Write the number of lines holding the word "this", and nothing else.

(Source data)

::::::::::

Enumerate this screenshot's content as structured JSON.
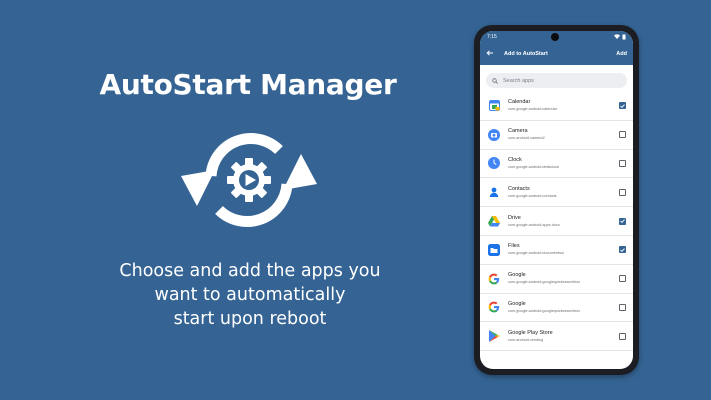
{
  "promo": {
    "title": "AutoStart Manager",
    "subtitle_lines": [
      "Choose and add the apps you",
      "want to automatically",
      "start upon reboot"
    ]
  },
  "colors": {
    "background": "#356494",
    "accent": "#356494",
    "white": "#ffffff"
  },
  "phone": {
    "status_time": "7:15",
    "app_bar": {
      "title": "Add to AutoStart",
      "action_label": "Add",
      "back_icon": "arrow-back-icon"
    },
    "search": {
      "placeholder": "Search apps"
    },
    "apps": [
      {
        "name": "Calendar",
        "package": "com.google.android.calendar",
        "checked": true,
        "icon": "calendar-icon"
      },
      {
        "name": "Camera",
        "package": "com.android.camera2",
        "checked": false,
        "icon": "camera-icon"
      },
      {
        "name": "Clock",
        "package": "com.google.android.deskclock",
        "checked": false,
        "icon": "clock-icon"
      },
      {
        "name": "Contacts",
        "package": "com.google.android.contacts",
        "checked": false,
        "icon": "contacts-icon"
      },
      {
        "name": "Drive",
        "package": "com.google.android.apps.docs",
        "checked": true,
        "icon": "drive-icon"
      },
      {
        "name": "Files",
        "package": "com.google.android.documentsui",
        "checked": true,
        "icon": "files-icon"
      },
      {
        "name": "Google",
        "package": "com.google.android.googlequicksearchbox",
        "checked": false,
        "icon": "google-icon"
      },
      {
        "name": "Google",
        "package": "com.google.android.googlequicksearchbox",
        "checked": false,
        "icon": "google-icon"
      },
      {
        "name": "Google Play Store",
        "package": "com.android.vending",
        "checked": false,
        "icon": "play-store-icon"
      }
    ]
  }
}
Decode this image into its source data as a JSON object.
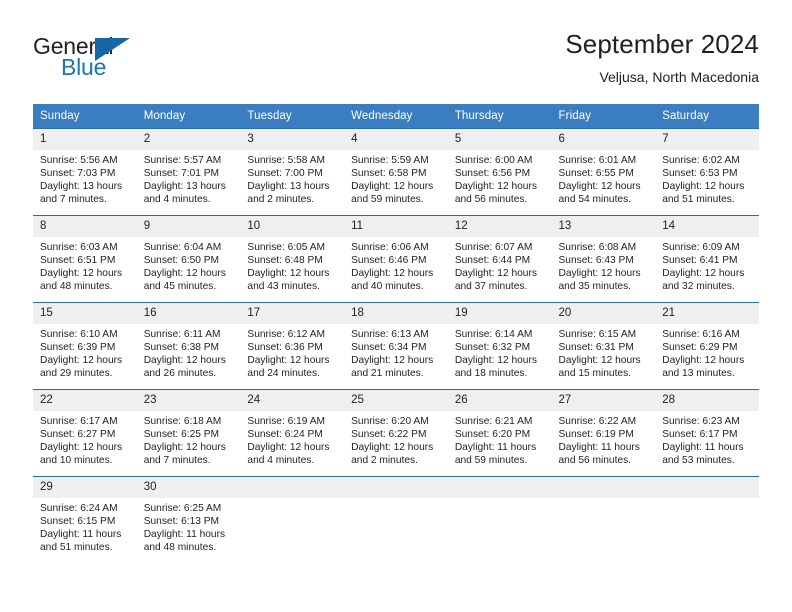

::::::::::

### Full answer
2